[Some records]
* * *

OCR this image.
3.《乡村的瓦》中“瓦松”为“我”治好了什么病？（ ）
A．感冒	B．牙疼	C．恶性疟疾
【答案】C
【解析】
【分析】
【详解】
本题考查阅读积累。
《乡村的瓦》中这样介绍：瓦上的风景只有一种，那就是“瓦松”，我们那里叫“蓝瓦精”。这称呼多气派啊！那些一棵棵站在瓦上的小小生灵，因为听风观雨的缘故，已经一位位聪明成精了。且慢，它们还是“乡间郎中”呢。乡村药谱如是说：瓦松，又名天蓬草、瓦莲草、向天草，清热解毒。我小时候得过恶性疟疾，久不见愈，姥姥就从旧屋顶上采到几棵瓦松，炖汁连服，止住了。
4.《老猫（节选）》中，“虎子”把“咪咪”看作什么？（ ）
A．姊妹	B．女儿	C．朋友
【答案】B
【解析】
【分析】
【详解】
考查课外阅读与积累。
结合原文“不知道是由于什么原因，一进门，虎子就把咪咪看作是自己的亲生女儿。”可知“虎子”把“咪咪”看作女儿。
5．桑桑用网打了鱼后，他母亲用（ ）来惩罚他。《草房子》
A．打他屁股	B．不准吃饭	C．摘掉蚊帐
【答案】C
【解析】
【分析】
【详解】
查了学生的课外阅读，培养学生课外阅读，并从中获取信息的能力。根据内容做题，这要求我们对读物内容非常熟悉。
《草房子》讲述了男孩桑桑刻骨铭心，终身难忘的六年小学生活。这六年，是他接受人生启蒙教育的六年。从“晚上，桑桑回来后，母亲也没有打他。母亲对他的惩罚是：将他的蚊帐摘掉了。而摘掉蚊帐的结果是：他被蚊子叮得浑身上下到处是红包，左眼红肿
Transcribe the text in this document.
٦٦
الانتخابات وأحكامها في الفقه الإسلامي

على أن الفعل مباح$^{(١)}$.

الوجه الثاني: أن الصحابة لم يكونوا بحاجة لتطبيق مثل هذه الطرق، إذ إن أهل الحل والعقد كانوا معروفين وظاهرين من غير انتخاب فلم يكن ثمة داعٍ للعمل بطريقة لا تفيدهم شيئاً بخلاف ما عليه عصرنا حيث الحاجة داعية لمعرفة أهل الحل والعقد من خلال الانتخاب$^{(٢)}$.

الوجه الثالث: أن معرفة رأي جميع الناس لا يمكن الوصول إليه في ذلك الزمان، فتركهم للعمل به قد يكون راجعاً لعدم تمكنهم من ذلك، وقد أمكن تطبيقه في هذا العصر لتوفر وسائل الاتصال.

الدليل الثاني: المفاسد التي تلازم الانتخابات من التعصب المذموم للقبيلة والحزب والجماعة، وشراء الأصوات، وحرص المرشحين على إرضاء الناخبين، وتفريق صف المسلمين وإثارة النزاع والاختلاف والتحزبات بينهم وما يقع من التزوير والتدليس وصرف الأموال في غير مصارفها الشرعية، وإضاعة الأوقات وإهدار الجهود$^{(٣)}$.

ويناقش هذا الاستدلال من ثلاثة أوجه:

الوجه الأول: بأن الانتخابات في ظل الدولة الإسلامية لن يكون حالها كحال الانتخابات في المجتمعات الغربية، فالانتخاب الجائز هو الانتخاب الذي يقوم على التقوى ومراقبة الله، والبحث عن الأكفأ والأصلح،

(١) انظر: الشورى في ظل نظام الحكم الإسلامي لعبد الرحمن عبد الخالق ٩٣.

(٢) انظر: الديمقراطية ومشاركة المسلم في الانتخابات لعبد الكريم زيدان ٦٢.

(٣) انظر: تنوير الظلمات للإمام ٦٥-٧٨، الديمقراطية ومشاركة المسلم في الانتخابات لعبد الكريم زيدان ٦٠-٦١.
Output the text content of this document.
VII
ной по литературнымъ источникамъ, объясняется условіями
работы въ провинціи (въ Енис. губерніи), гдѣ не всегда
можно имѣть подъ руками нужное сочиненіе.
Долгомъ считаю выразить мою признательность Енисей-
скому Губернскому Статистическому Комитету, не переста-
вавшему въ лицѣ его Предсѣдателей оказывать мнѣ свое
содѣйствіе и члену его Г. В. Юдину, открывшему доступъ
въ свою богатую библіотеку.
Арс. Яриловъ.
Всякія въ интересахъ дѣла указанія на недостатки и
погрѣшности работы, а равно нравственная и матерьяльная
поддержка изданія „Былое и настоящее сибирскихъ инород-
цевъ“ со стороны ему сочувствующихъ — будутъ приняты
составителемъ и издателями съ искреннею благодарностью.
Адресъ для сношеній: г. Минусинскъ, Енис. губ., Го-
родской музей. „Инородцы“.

* * *

Objective: Extract all lines as given.

Solution to the exercise:
OCR this image.
3.《乡村的瓦》中“瓦松”为“我”治好了什么病？（ ）
A．感冒	B．牙疼	C．恶性疟疾
【答案】C
【解析】
【分析】
【详解】
本题考查阅读积累。
《乡村的瓦》中这样介绍：瓦上的风景只有一种，那就是“瓦松”，我们那里叫“蓝瓦精”。这称呼多气派啊！那些一棵棵站在瓦上的小小生灵，因为听风观雨的缘故，已经一位位聪明成精了。且慢，它们还是“乡间郎中”呢。乡村药谱如是说：瓦松，又名天蓬草、瓦莲草、向天草，清热解毒。我小时候得过恶性疟疾，久不见愈，姥姥就从旧屋顶上采到几棵瓦松，炖汁连服，止住了。
4.《老猫（节选）》中，“虎子”把“咪咪”看作什么？（ ）
A．姊妹	B．女儿	C．朋友
【答案】B
【解析】
【分析】
【详解】
考查课外阅读与积累。
结合原文“不知道是由于什么原因，一进门，虎子就把咪咪看作是自己的亲生女儿。”可知“虎子”把“咪咪”看作女儿。
5．桑桑用网打了鱼后，他母亲用（ ）来惩罚他。《草房子》
A．打他屁股	B．不准吃饭	C．摘掉蚊帐
【答案】C
【解析】
【分析】
【详解】
查了学生的课外阅读，培养学生课外阅读，并从中获取信息的能力。根据内容做题，这要求我们对读物内容非常熟悉。
《草房子》讲述了男孩桑桑刻骨铭心，终身难忘的六年小学生活。这六年，是他接受人生启蒙教育的六年。从“晚上，桑桑回来后，母亲也没有打他。母亲对他的惩罚是：将他的蚊帐摘掉了。而摘掉蚊帐的结果是：他被蚊子叮得浑身上下到处是红包，左眼红肿
Transcribe the text in this document.
٦٦
الانتخابات وأحكامها في الفقه الإسلامي

على أن الفعل مباح$^{(١)}$.

الوجه الثاني: أن الصحابة لم يكونوا بحاجة لتطبيق مثل هذه الطرق، إذ إن أهل الحل والعقد كانوا معروفين وظاهرين من غير انتخاب فلم يكن ثمة داعٍ للعمل بطريقة لا تفيدهم شيئاً بخلاف ما عليه عصرنا حيث الحاجة داعية لمعرفة أهل الحل والعقد من خلال الانتخاب$^{(٢)}$.

الوجه الثالث: أن معرفة رأي جميع الناس لا يمكن الوصول إليه في ذلك الزمان، فتركهم للعمل به قد يكون راجعاً لعدم تمكنهم من ذلك، وقد أمكن تطبيقه في هذا العصر لتوفر وسائل الاتصال.

الدليل الثاني: المفاسد التي تلازم الانتخابات من التعصب المذموم للقبيلة والحزب والجماعة، وشراء الأصوات، وحرص المرشحين على إرضاء الناخبين، وتفريق صف المسلمين وإثارة النزاع والاختلاف والتحزبات بينهم وما يقع من التزوير والتدليس وصرف الأموال في غير مصارفها الشرعية، وإضاعة الأوقات وإهدار الجهود$^{(٣)}$.

ويناقش هذا الاستدلال من ثلاثة أوجه:

الوجه الأول: بأن الانتخابات في ظل الدولة الإسلامية لن يكون حالها كحال الانتخابات في المجتمعات الغربية، فالانتخاب الجائز هو الانتخاب الذي يقوم على التقوى ومراقبة الله، والبحث عن الأكفأ والأصلح،

(١) انظر: الشورى في ظل نظام الحكم الإسلامي لعبد الرحمن عبد الخالق ٩٣.

(٢) انظر: الديمقراطية ومشاركة المسلم في الانتخابات لعبد الكريم زيدان ٦٢.

(٣) انظر: تنوير الظلمات للإمام ٦٥-٧٨، الديمقراطية ومشاركة المسلم في الانتخابات لعبد الكريم زيدان ٦٠-٦١.
Output the text content of this document.
VII
ной по литературнымъ источникамъ, объясняется условіями
работы въ провинціи (въ Енис. губерніи), гдѣ не всегда
можно имѣть подъ руками нужное сочиненіе.
Долгомъ считаю выразить мою признательность Енисей-
скому Губернскому Статистическому Комитету, не переста-
вавшему въ лицѣ его Предсѣдателей оказывать мнѣ свое
содѣйствіе и члену его Г. В. Юдину, открывшему доступъ
въ свою богатую библіотеку.
Арс. Яриловъ.
Всякія въ интересахъ дѣла указанія на недостатки и
погрѣшности работы, а равно нравственная и матерьяльная
поддержка изданія „Былое и настоящее сибирскихъ инород-
цевъ“ со стороны ему сочувствующихъ — будутъ приняты
составителемъ и издателями съ искреннею благодарностью.
Адресъ для сношеній: г. Минусинскъ, Енис. губ., Го-
родской музей. „Инородцы“.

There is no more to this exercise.